RECORDS FOR PROCESSING:
==================================================
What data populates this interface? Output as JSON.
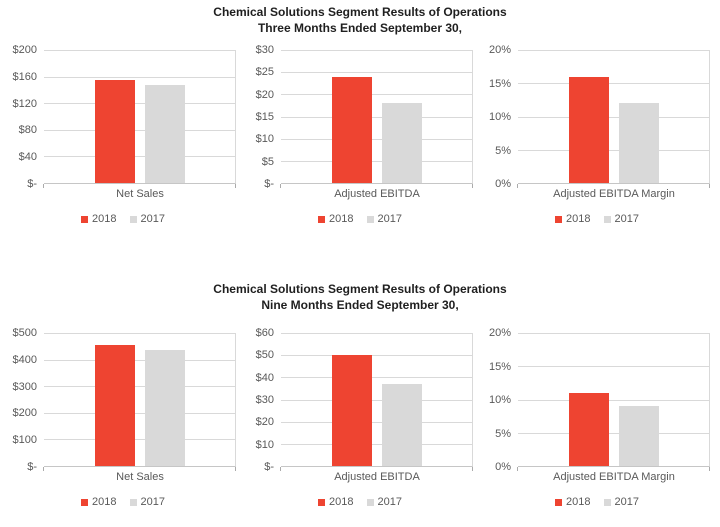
{
  "colors": {
    "series_2018": "#ee4431",
    "series_2017": "#d9d9d9",
    "gridline": "#d9d9d9",
    "axis_line": "#c6c6c6",
    "label_text": "#595959",
    "title_text": "#1f1f1f"
  },
  "sections": [
    {
      "title_line1": "Chemical Solutions Segment Results of Operations",
      "title_line2": "Three Months Ended September 30,"
    },
    {
      "title_line1": "Chemical Solutions Segment Results of Operations",
      "title_line2": "Nine Months Ended September 30,"
    }
  ],
  "chart_data": [
    {
      "id": "three-months-net-sales",
      "section_index": 0,
      "type": "bar",
      "title": "Chemical Solutions Segment Results of Operations",
      "subtitle": "Three Months Ended September 30,",
      "categories": [
        "Net Sales"
      ],
      "series": [
        {
          "name": "2018",
          "values": [
            155
          ],
          "color": "#ee4431"
        },
        {
          "name": "2017",
          "values": [
            147
          ],
          "color": "#d9d9d9"
        }
      ],
      "y_ticks": [
        "$-",
        "$40",
        "$80",
        "$120",
        "$160",
        "$200"
      ],
      "ylim": [
        0,
        200
      ],
      "grid": true,
      "legend_position": "bottom"
    },
    {
      "id": "three-months-adjusted-ebitda",
      "section_index": 0,
      "type": "bar",
      "title": "Chemical Solutions Segment Results of Operations",
      "subtitle": "Three Months Ended September 30,",
      "categories": [
        "Adjusted EBITDA"
      ],
      "series": [
        {
          "name": "2018",
          "values": [
            24
          ],
          "color": "#ee4431"
        },
        {
          "name": "2017",
          "values": [
            18
          ],
          "color": "#d9d9d9"
        }
      ],
      "y_ticks": [
        "$-",
        "$5",
        "$10",
        "$15",
        "$20",
        "$25",
        "$30"
      ],
      "ylim": [
        0,
        30
      ],
      "grid": true,
      "legend_position": "bottom"
    },
    {
      "id": "three-months-adjusted-ebitda-margin",
      "section_index": 0,
      "type": "bar",
      "title": "Chemical Solutions Segment Results of Operations",
      "subtitle": "Three Months Ended September 30,",
      "categories": [
        "Adjusted EBITDA Margin"
      ],
      "series": [
        {
          "name": "2018",
          "values": [
            16
          ],
          "color": "#ee4431"
        },
        {
          "name": "2017",
          "values": [
            12
          ],
          "color": "#d9d9d9"
        }
      ],
      "y_ticks": [
        "0%",
        "5%",
        "10%",
        "15%",
        "20%"
      ],
      "ylim": [
        0,
        20
      ],
      "grid": true,
      "legend_position": "bottom"
    },
    {
      "id": "nine-months-net-sales",
      "section_index": 1,
      "type": "bar",
      "title": "Chemical Solutions Segment Results of Operations",
      "subtitle": "Nine Months Ended September 30,",
      "categories": [
        "Net Sales"
      ],
      "series": [
        {
          "name": "2018",
          "values": [
            455
          ],
          "color": "#ee4431"
        },
        {
          "name": "2017",
          "values": [
            437
          ],
          "color": "#d9d9d9"
        }
      ],
      "y_ticks": [
        "$-",
        "$100",
        "$200",
        "$300",
        "$400",
        "$500"
      ],
      "ylim": [
        0,
        500
      ],
      "grid": true,
      "legend_position": "bottom"
    },
    {
      "id": "nine-months-adjusted-ebitda",
      "section_index": 1,
      "type": "bar",
      "title": "Chemical Solutions Segment Results of Operations",
      "subtitle": "Nine Months Ended September 30,",
      "categories": [
        "Adjusted EBITDA"
      ],
      "series": [
        {
          "name": "2018",
          "values": [
            50
          ],
          "color": "#ee4431"
        },
        {
          "name": "2017",
          "values": [
            37
          ],
          "color": "#d9d9d9"
        }
      ],
      "y_ticks": [
        "$-",
        "$10",
        "$20",
        "$30",
        "$40",
        "$50",
        "$60"
      ],
      "ylim": [
        0,
        60
      ],
      "grid": true,
      "legend_position": "bottom"
    },
    {
      "id": "nine-months-adjusted-ebitda-margin",
      "section_index": 1,
      "type": "bar",
      "title": "Chemical Solutions Segment Results of Operations",
      "subtitle": "Nine Months Ended September 30,",
      "categories": [
        "Adjusted EBITDA Margin"
      ],
      "series": [
        {
          "name": "2018",
          "values": [
            11
          ],
          "color": "#ee4431"
        },
        {
          "name": "2017",
          "values": [
            9
          ],
          "color": "#d9d9d9"
        }
      ],
      "y_ticks": [
        "0%",
        "5%",
        "10%",
        "15%",
        "20%"
      ],
      "ylim": [
        0,
        20
      ],
      "grid": true,
      "legend_position": "bottom"
    }
  ]
}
==================================================
EXERCISE TASK: Every entry must be reproduced exactly, with the images left out.

OUTPUT BELOW:
What data populates this interface? Output as JSON.
{
  "colors": {
    "series_2018": "#ee4431",
    "series_2017": "#d9d9d9",
    "gridline": "#d9d9d9",
    "axis_line": "#c6c6c6",
    "label_text": "#595959",
    "title_text": "#1f1f1f"
  },
  "sections": [
    {
      "title_line1": "Chemical Solutions Segment Results of Operations",
      "title_line2": "Three Months Ended September 30,"
    },
    {
      "title_line1": "Chemical Solutions Segment Results of Operations",
      "title_line2": "Nine Months Ended September 30,"
    }
  ],
  "chart_data": [
    {
      "id": "three-months-net-sales",
      "section_index": 0,
      "type": "bar",
      "title": "Chemical Solutions Segment Results of Operations",
      "subtitle": "Three Months Ended September 30,",
      "categories": [
        "Net Sales"
      ],
      "series": [
        {
          "name": "2018",
          "values": [
            155
          ],
          "color": "#ee4431"
        },
        {
          "name": "2017",
          "values": [
            147
          ],
          "color": "#d9d9d9"
        }
      ],
      "y_ticks": [
        "$-",
        "$40",
        "$80",
        "$120",
        "$160",
        "$200"
      ],
      "ylim": [
        0,
        200
      ],
      "grid": true,
      "legend_position": "bottom"
    },
    {
      "id": "three-months-adjusted-ebitda",
      "section_index": 0,
      "type": "bar",
      "title": "Chemical Solutions Segment Results of Operations",
      "subtitle": "Three Months Ended September 30,",
      "categories": [
        "Adjusted EBITDA"
      ],
      "series": [
        {
          "name": "2018",
          "values": [
            24
          ],
          "color": "#ee4431"
        },
        {
          "name": "2017",
          "values": [
            18
          ],
          "color": "#d9d9d9"
        }
      ],
      "y_ticks": [
        "$-",
        "$5",
        "$10",
        "$15",
        "$20",
        "$25",
        "$30"
      ],
      "ylim": [
        0,
        30
      ],
      "grid": true,
      "legend_position": "bottom"
    },
    {
      "id": "three-months-adjusted-ebitda-margin",
      "section_index": 0,
      "type": "bar",
      "title": "Chemical Solutions Segment Results of Operations",
      "subtitle": "Three Months Ended September 30,",
      "categories": [
        "Adjusted EBITDA Margin"
      ],
      "series": [
        {
          "name": "2018",
          "values": [
            16
          ],
          "color": "#ee4431"
        },
        {
          "name": "2017",
          "values": [
            12
          ],
          "color": "#d9d9d9"
        }
      ],
      "y_ticks": [
        "0%",
        "5%",
        "10%",
        "15%",
        "20%"
      ],
      "ylim": [
        0,
        20
      ],
      "grid": true,
      "legend_position": "bottom"
    },
    {
      "id": "nine-months-net-sales",
      "section_index": 1,
      "type": "bar",
      "title": "Chemical Solutions Segment Results of Operations",
      "subtitle": "Nine Months Ended September 30,",
      "categories": [
        "Net Sales"
      ],
      "series": [
        {
          "name": "2018",
          "values": [
            455
          ],
          "color": "#ee4431"
        },
        {
          "name": "2017",
          "values": [
            437
          ],
          "color": "#d9d9d9"
        }
      ],
      "y_ticks": [
        "$-",
        "$100",
        "$200",
        "$300",
        "$400",
        "$500"
      ],
      "ylim": [
        0,
        500
      ],
      "grid": true,
      "legend_position": "bottom"
    },
    {
      "id": "nine-months-adjusted-ebitda",
      "section_index": 1,
      "type": "bar",
      "title": "Chemical Solutions Segment Results of Operations",
      "subtitle": "Nine Months Ended September 30,",
      "categories": [
        "Adjusted EBITDA"
      ],
      "series": [
        {
          "name": "2018",
          "values": [
            50
          ],
          "color": "#ee4431"
        },
        {
          "name": "2017",
          "values": [
            37
          ],
          "color": "#d9d9d9"
        }
      ],
      "y_ticks": [
        "$-",
        "$10",
        "$20",
        "$30",
        "$40",
        "$50",
        "$60"
      ],
      "ylim": [
        0,
        60
      ],
      "grid": true,
      "legend_position": "bottom"
    },
    {
      "id": "nine-months-adjusted-ebitda-margin",
      "section_index": 1,
      "type": "bar",
      "title": "Chemical Solutions Segment Results of Operations",
      "subtitle": "Nine Months Ended September 30,",
      "categories": [
        "Adjusted EBITDA Margin"
      ],
      "series": [
        {
          "name": "2018",
          "values": [
            11
          ],
          "color": "#ee4431"
        },
        {
          "name": "2017",
          "values": [
            9
          ],
          "color": "#d9d9d9"
        }
      ],
      "y_ticks": [
        "0%",
        "5%",
        "10%",
        "15%",
        "20%"
      ],
      "ylim": [
        0,
        20
      ],
      "grid": true,
      "legend_position": "bottom"
    }
  ]
}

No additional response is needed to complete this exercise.